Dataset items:

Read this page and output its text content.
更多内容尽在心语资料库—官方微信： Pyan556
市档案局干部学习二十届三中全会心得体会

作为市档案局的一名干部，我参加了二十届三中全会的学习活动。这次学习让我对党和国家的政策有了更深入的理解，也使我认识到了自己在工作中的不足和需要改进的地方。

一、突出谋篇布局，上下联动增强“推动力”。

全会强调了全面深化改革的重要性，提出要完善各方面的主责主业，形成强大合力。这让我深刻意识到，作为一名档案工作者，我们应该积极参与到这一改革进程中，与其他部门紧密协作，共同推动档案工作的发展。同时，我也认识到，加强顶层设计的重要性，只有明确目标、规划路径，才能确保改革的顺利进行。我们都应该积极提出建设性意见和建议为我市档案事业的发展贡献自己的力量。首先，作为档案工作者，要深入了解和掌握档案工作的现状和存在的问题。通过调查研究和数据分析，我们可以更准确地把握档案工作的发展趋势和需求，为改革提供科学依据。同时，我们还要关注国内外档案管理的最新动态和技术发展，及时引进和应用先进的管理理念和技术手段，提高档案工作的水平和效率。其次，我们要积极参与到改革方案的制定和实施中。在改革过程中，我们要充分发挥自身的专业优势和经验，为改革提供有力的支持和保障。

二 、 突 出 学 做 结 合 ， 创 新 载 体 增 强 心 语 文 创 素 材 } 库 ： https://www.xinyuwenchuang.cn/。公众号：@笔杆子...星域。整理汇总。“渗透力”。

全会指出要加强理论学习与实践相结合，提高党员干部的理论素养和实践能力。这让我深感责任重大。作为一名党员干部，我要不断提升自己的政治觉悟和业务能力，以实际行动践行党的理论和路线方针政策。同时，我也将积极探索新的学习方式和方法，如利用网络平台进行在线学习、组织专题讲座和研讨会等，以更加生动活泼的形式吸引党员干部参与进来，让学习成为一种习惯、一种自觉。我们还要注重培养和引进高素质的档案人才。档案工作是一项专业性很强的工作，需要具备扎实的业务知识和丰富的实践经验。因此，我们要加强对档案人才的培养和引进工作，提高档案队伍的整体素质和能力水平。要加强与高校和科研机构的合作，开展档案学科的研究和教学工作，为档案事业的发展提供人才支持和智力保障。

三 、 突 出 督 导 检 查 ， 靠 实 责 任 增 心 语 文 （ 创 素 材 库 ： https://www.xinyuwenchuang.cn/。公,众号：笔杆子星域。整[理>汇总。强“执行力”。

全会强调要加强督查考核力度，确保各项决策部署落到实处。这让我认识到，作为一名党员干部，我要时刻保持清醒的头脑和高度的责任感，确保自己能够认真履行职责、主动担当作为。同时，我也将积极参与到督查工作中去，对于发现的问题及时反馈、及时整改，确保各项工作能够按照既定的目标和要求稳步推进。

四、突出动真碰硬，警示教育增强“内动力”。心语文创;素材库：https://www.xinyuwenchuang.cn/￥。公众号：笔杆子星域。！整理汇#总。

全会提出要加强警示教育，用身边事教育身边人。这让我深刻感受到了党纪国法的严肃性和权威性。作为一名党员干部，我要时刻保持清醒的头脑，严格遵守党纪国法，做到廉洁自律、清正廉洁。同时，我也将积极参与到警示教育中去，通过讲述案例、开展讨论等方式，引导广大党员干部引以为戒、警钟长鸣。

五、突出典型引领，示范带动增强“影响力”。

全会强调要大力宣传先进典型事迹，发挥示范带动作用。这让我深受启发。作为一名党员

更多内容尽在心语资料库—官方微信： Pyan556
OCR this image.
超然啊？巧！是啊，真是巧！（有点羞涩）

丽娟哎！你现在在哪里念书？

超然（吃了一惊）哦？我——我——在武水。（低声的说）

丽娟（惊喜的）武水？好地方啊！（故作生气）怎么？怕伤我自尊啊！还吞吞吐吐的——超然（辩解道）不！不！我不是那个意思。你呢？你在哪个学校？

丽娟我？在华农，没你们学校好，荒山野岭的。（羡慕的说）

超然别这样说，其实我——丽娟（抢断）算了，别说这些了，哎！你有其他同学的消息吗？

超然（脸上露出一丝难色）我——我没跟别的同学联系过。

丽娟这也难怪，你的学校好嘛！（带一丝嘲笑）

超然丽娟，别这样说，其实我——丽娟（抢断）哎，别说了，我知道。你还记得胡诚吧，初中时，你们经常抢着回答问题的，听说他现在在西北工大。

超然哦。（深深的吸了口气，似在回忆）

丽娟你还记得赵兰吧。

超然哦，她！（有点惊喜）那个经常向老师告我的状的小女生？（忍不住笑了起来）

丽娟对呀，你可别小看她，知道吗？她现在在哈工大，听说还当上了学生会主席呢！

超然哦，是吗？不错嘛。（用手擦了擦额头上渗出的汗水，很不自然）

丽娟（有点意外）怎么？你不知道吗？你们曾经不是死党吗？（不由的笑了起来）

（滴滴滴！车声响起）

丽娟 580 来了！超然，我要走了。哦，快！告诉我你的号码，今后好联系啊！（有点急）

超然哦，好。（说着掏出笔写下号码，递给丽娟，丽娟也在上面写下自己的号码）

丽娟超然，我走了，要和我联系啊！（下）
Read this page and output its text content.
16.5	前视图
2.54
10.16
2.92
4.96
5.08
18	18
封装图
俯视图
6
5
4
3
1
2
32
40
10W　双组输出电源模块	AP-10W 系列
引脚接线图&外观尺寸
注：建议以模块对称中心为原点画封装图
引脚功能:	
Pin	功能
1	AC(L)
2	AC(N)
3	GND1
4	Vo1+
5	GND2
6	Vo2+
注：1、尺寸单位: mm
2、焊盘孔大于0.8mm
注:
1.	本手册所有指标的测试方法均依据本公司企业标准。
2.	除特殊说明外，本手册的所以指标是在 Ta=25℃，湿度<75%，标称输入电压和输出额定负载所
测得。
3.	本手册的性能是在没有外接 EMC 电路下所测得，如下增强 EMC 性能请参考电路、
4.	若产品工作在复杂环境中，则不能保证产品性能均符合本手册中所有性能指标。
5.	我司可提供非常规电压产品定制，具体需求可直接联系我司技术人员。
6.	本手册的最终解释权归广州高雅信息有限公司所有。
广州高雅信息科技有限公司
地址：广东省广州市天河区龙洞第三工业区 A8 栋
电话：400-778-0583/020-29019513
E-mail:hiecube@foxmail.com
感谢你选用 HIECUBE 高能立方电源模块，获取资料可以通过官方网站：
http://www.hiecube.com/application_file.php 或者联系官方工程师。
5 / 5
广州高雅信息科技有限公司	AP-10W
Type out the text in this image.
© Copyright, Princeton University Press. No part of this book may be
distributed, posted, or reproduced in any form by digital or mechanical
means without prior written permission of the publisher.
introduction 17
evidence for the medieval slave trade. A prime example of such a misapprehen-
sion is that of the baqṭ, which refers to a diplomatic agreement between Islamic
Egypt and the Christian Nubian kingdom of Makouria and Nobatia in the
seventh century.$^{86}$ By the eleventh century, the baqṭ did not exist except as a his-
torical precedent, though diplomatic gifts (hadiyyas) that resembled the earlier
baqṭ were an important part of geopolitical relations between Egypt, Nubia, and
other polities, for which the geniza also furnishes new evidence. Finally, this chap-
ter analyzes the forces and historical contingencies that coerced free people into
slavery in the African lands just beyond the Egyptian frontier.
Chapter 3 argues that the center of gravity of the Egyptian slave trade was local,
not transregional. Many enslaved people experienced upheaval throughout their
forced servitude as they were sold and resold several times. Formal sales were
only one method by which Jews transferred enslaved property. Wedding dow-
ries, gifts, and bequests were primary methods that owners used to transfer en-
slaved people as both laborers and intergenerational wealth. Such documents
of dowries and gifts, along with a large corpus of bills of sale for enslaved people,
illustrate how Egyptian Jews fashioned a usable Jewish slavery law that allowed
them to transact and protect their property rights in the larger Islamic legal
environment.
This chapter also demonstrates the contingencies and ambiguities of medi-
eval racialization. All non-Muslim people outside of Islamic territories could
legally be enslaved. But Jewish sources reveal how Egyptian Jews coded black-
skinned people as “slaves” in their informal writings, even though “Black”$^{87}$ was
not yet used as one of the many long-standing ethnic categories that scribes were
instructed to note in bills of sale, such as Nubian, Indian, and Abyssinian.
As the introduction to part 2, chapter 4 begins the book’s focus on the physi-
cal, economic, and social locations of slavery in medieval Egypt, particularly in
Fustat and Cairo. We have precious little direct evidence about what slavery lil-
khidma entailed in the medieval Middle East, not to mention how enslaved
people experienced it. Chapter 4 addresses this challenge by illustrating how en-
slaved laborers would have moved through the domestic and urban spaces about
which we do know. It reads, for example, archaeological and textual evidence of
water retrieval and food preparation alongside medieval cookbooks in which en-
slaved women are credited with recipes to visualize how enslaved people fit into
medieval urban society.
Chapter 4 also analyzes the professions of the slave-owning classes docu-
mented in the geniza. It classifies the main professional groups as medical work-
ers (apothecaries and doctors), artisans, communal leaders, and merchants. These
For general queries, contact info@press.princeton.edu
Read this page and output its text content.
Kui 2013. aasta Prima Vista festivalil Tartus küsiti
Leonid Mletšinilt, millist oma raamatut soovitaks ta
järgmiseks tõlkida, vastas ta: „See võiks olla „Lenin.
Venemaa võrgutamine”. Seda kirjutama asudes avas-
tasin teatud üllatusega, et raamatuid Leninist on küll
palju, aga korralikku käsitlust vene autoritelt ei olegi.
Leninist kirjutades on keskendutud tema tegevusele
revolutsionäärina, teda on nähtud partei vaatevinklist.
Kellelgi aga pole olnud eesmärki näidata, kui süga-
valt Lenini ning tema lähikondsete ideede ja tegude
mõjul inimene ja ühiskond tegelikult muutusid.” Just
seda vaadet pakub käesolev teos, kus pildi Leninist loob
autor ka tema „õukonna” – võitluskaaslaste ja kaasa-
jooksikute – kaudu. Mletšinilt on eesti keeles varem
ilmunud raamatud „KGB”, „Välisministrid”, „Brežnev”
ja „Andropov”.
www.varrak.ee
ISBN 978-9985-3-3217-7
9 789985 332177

__Task instructions__: Pull out all lines from the entries above that include the word "though".

__Solution for this task__:
torical precedent, though diplomatic gifts (hadiyyas) that resembled the earlier
skinned people as “slaves” in their informal writings, even though “Black”$^{87}$ was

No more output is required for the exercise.